SUPPLIED MATERIAL:
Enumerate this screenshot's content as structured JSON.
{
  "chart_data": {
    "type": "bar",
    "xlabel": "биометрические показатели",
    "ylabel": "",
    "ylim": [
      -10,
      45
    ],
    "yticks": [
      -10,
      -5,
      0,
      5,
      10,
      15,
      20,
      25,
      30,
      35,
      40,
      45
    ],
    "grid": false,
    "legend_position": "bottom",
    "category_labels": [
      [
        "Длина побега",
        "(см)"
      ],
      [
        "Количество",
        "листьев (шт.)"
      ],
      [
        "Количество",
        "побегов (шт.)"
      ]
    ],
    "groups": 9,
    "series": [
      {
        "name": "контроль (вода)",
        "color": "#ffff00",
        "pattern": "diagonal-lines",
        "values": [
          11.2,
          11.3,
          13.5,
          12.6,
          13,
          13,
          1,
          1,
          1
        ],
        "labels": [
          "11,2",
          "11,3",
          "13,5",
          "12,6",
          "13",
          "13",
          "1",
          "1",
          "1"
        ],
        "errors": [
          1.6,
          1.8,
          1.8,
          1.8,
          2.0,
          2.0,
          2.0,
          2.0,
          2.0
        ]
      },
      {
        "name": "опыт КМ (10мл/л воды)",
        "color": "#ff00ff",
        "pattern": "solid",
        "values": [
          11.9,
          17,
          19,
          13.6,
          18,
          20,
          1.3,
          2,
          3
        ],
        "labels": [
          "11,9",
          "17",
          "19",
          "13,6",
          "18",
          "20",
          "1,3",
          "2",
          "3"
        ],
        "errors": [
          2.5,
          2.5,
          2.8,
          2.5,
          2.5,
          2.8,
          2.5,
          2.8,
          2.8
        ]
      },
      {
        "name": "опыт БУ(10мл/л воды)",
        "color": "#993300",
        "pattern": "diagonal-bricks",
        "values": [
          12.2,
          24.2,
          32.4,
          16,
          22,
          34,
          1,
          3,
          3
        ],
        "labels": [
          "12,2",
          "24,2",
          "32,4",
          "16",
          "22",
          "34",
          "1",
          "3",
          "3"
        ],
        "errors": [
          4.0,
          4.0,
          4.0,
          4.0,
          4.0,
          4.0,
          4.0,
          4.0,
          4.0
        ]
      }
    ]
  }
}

PROBLEM STATEMENT:
Take the lines above and retype all of them exactly.

REPLY TO THE EXERCISE:
Enumerate this screenshot's content as structured JSON.
{
  "chart_data": {
    "type": "bar",
    "xlabel": "биометрические показатели",
    "ylabel": "",
    "ylim": [
      -10,
      45
    ],
    "yticks": [
      -10,
      -5,
      0,
      5,
      10,
      15,
      20,
      25,
      30,
      35,
      40,
      45
    ],
    "grid": false,
    "legend_position": "bottom",
    "category_labels": [
      [
        "Длина побега",
        "(см)"
      ],
      [
        "Количество",
        "листьев (шт.)"
      ],
      [
        "Количество",
        "побегов (шт.)"
      ]
    ],
    "groups": 9,
    "series": [
      {
        "name": "контроль (вода)",
        "color": "#ffff00",
        "pattern": "diagonal-lines",
        "values": [
          11.2,
          11.3,
          13.5,
          12.6,
          13,
          13,
          1,
          1,
          1
        ],
        "labels": [
          "11,2",
          "11,3",
          "13,5",
          "12,6",
          "13",
          "13",
          "1",
          "1",
          "1"
        ],
        "errors": [
          1.6,
          1.8,
          1.8,
          1.8,
          2.0,
          2.0,
          2.0,
          2.0,
          2.0
        ]
      },
      {
        "name": "опыт КМ (10мл/л воды)",
        "color": "#ff00ff",
        "pattern": "solid",
        "values": [
          11.9,
          17,
          19,
          13.6,
          18,
          20,
          1.3,
          2,
          3
        ],
        "labels": [
          "11,9",
          "17",
          "19",
          "13,6",
          "18",
          "20",
          "1,3",
          "2",
          "3"
        ],
        "errors": [
          2.5,
          2.5,
          2.8,
          2.5,
          2.5,
          2.8,
          2.5,
          2.8,
          2.8
        ]
      },
      {
        "name": "опыт БУ(10мл/л воды)",
        "color": "#993300",
        "pattern": "diagonal-bricks",
        "values": [
          12.2,
          24.2,
          32.4,
          16,
          22,
          34,
          1,
          3,
          3
        ],
        "labels": [
          "12,2",
          "24,2",
          "32,4",
          "16",
          "22",
          "34",
          "1",
          "3",
          "3"
        ],
        "errors": [
          4.0,
          4.0,
          4.0,
          4.0,
          4.0,
          4.0,
          4.0,
          4.0,
          4.0
        ]
      }
    ]
  }
}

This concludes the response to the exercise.